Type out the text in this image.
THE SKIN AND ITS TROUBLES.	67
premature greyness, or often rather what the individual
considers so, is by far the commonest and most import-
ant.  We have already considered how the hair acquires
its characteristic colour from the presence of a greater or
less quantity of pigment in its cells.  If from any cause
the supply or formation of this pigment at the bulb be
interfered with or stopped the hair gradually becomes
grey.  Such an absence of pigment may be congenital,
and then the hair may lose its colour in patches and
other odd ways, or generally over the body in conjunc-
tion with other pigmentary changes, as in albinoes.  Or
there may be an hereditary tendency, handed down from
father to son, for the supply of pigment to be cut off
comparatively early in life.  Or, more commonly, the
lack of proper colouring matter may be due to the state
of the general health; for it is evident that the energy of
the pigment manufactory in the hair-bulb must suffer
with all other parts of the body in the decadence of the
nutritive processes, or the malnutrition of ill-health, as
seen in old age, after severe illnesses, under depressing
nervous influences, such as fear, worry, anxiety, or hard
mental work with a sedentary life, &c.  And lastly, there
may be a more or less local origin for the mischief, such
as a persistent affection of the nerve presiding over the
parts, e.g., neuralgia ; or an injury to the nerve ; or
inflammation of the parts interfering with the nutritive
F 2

━━━━━━━━

Exercise details
Within the entries above, how many lines include the word "parts"? Respond with the number only.

Written answer
3